What is expected - Transcribe the data in full and exactly, omitting any pictures.

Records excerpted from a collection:
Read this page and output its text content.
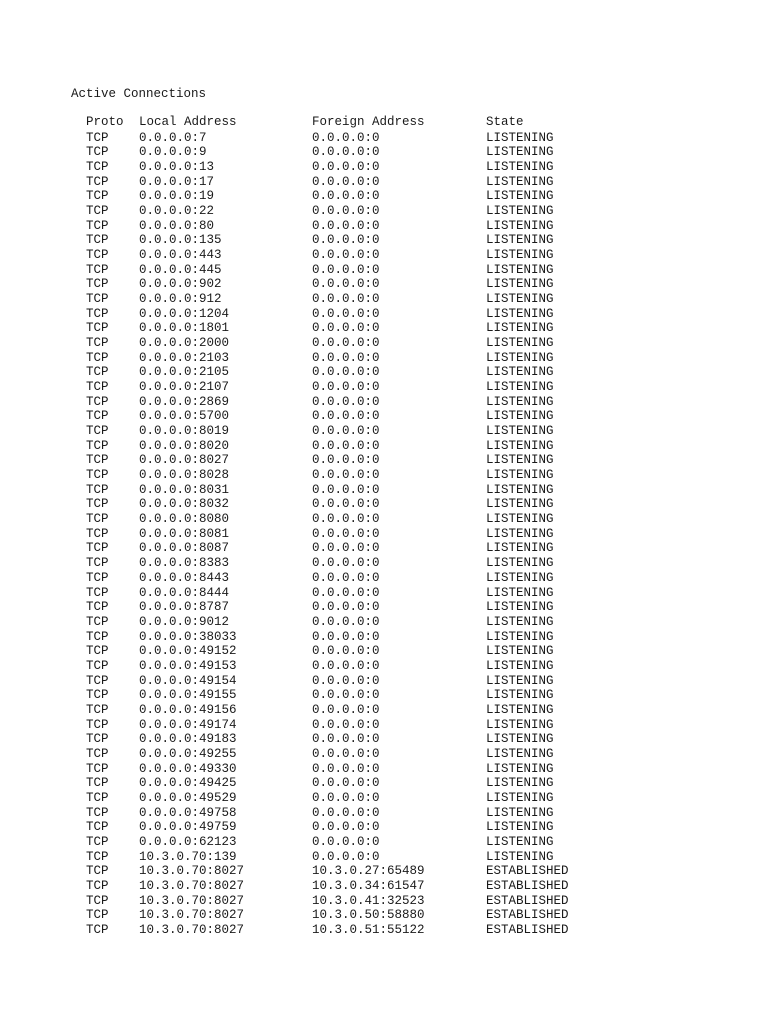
Active Connections
Proto	Local Address	Foreign Address	State
TCP	0.0.0.0:7	0.0.0.0:0	LISTENING
TCP	0.0.0.0:9	0.0.0.0:0	LISTENING
TCP	0.0.0.0:13	0.0.0.0:0	LISTENING
TCP	0.0.0.0:17	0.0.0.0:0	LISTENING
TCP	0.0.0.0:19	0.0.0.0:0	LISTENING
TCP	0.0.0.0:22	0.0.0.0:0	LISTENING
TCP	0.0.0.0:80	0.0.0.0:0	LISTENING
TCP	0.0.0.0:135	0.0.0.0:0	LISTENING
TCP	0.0.0.0:443	0.0.0.0:0	LISTENING
TCP	0.0.0.0:445	0.0.0.0:0	LISTENING
TCP	0.0.0.0:902	0.0.0.0:0	LISTENING
TCP	0.0.0.0:912	0.0.0.0:0	LISTENING
TCP	0.0.0.0:1204	0.0.0.0:0	LISTENING
TCP	0.0.0.0:1801	0.0.0.0:0	LISTENING
TCP	0.0.0.0:2000	0.0.0.0:0	LISTENING
TCP	0.0.0.0:2103	0.0.0.0:0	LISTENING
TCP	0.0.0.0:2105	0.0.0.0:0	LISTENING
TCP	0.0.0.0:2107	0.0.0.0:0	LISTENING
TCP	0.0.0.0:2869	0.0.0.0:0	LISTENING
TCP	0.0.0.0:5700	0.0.0.0:0	LISTENING
TCP	0.0.0.0:8019	0.0.0.0:0	LISTENING
TCP	0.0.0.0:8020	0.0.0.0:0	LISTENING
TCP	0.0.0.0:8027	0.0.0.0:0	LISTENING
TCP	0.0.0.0:8028	0.0.0.0:0	LISTENING
TCP	0.0.0.0:8031	0.0.0.0:0	LISTENING
TCP	0.0.0.0:8032	0.0.0.0:0	LISTENING
TCP	0.0.0.0:8080	0.0.0.0:0	LISTENING
TCP	0.0.0.0:8081	0.0.0.0:0	LISTENING
TCP	0.0.0.0:8087	0.0.0.0:0	LISTENING
TCP	0.0.0.0:8383	0.0.0.0:0	LISTENING
TCP	0.0.0.0:8443	0.0.0.0:0	LISTENING
TCP	0.0.0.0:8444	0.0.0.0:0	LISTENING
TCP	0.0.0.0:8787	0.0.0.0:0	LISTENING
TCP	0.0.0.0:9012	0.0.0.0:0	LISTENING
TCP	0.0.0.0:38033	0.0.0.0:0	LISTENING
TCP	0.0.0.0:49152	0.0.0.0:0	LISTENING
TCP	0.0.0.0:49153	0.0.0.0:0	LISTENING
TCP	0.0.0.0:49154	0.0.0.0:0	LISTENING
TCP	0.0.0.0:49155	0.0.0.0:0	LISTENING
TCP	0.0.0.0:49156	0.0.0.0:0	LISTENING
TCP	0.0.0.0:49174	0.0.0.0:0	LISTENING
TCP	0.0.0.0:49183	0.0.0.0:0	LISTENING
TCP	0.0.0.0:49255	0.0.0.0:0	LISTENING
TCP	0.0.0.0:49330	0.0.0.0:0	LISTENING
TCP	0.0.0.0:49425	0.0.0.0:0	LISTENING
TCP	0.0.0.0:49529	0.0.0.0:0	LISTENING
TCP	0.0.0.0:49758	0.0.0.0:0	LISTENING
TCP	0.0.0.0:49759	0.0.0.0:0	LISTENING
TCP	0.0.0.0:62123	0.0.0.0:0	LISTENING
TCP	10.3.0.70:139	0.0.0.0:0	LISTENING
TCP	10.3.0.70:8027	10.3.0.27:65489	ESTABLISHED
TCP	10.3.0.70:8027	10.3.0.34:61547	ESTABLISHED
TCP	10.3.0.70:8027	10.3.0.41:32523	ESTABLISHED
TCP	10.3.0.70:8027	10.3.0.50:58880	ESTABLISHED
TCP	10.3.0.70:8027	10.3.0.51:55122	ESTABLISHED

Final result -
Read this page and output its text content.
Active Connections
Proto	Local Address	Foreign Address	State
TCP	0.0.0.0:7	0.0.0.0:0	LISTENING
TCP	0.0.0.0:9	0.0.0.0:0	LISTENING
TCP	0.0.0.0:13	0.0.0.0:0	LISTENING
TCP	0.0.0.0:17	0.0.0.0:0	LISTENING
TCP	0.0.0.0:19	0.0.0.0:0	LISTENING
TCP	0.0.0.0:22	0.0.0.0:0	LISTENING
TCP	0.0.0.0:80	0.0.0.0:0	LISTENING
TCP	0.0.0.0:135	0.0.0.0:0	LISTENING
TCP	0.0.0.0:443	0.0.0.0:0	LISTENING
TCP	0.0.0.0:445	0.0.0.0:0	LISTENING
TCP	0.0.0.0:902	0.0.0.0:0	LISTENING
TCP	0.0.0.0:912	0.0.0.0:0	LISTENING
TCP	0.0.0.0:1204	0.0.0.0:0	LISTENING
TCP	0.0.0.0:1801	0.0.0.0:0	LISTENING
TCP	0.0.0.0:2000	0.0.0.0:0	LISTENING
TCP	0.0.0.0:2103	0.0.0.0:0	LISTENING
TCP	0.0.0.0:2105	0.0.0.0:0	LISTENING
TCP	0.0.0.0:2107	0.0.0.0:0	LISTENING
TCP	0.0.0.0:2869	0.0.0.0:0	LISTENING
TCP	0.0.0.0:5700	0.0.0.0:0	LISTENING
TCP	0.0.0.0:8019	0.0.0.0:0	LISTENING
TCP	0.0.0.0:8020	0.0.0.0:0	LISTENING
TCP	0.0.0.0:8027	0.0.0.0:0	LISTENING
TCP	0.0.0.0:8028	0.0.0.0:0	LISTENING
TCP	0.0.0.0:8031	0.0.0.0:0	LISTENING
TCP	0.0.0.0:8032	0.0.0.0:0	LISTENING
TCP	0.0.0.0:8080	0.0.0.0:0	LISTENING
TCP	0.0.0.0:8081	0.0.0.0:0	LISTENING
TCP	0.0.0.0:8087	0.0.0.0:0	LISTENING
TCP	0.0.0.0:8383	0.0.0.0:0	LISTENING
TCP	0.0.0.0:8443	0.0.0.0:0	LISTENING
TCP	0.0.0.0:8444	0.0.0.0:0	LISTENING
TCP	0.0.0.0:8787	0.0.0.0:0	LISTENING
TCP	0.0.0.0:9012	0.0.0.0:0	LISTENING
TCP	0.0.0.0:38033	0.0.0.0:0	LISTENING
TCP	0.0.0.0:49152	0.0.0.0:0	LISTENING
TCP	0.0.0.0:49153	0.0.0.0:0	LISTENING
TCP	0.0.0.0:49154	0.0.0.0:0	LISTENING
TCP	0.0.0.0:49155	0.0.0.0:0	LISTENING
TCP	0.0.0.0:49156	0.0.0.0:0	LISTENING
TCP	0.0.0.0:49174	0.0.0.0:0	LISTENING
TCP	0.0.0.0:49183	0.0.0.0:0	LISTENING
TCP	0.0.0.0:49255	0.0.0.0:0	LISTENING
TCP	0.0.0.0:49330	0.0.0.0:0	LISTENING
TCP	0.0.0.0:49425	0.0.0.0:0	LISTENING
TCP	0.0.0.0:49529	0.0.0.0:0	LISTENING
TCP	0.0.0.0:49758	0.0.0.0:0	LISTENING
TCP	0.0.0.0:49759	0.0.0.0:0	LISTENING
TCP	0.0.0.0:62123	0.0.0.0:0	LISTENING
TCP	10.3.0.70:139	0.0.0.0:0	LISTENING
TCP	10.3.0.70:8027	10.3.0.27:65489	ESTABLISHED
TCP	10.3.0.70:8027	10.3.0.34:61547	ESTABLISHED
TCP	10.3.0.70:8027	10.3.0.41:32523	ESTABLISHED
TCP	10.3.0.70:8027	10.3.0.50:58880	ESTABLISHED
TCP	10.3.0.70:8027	10.3.0.51:55122	ESTABLISHED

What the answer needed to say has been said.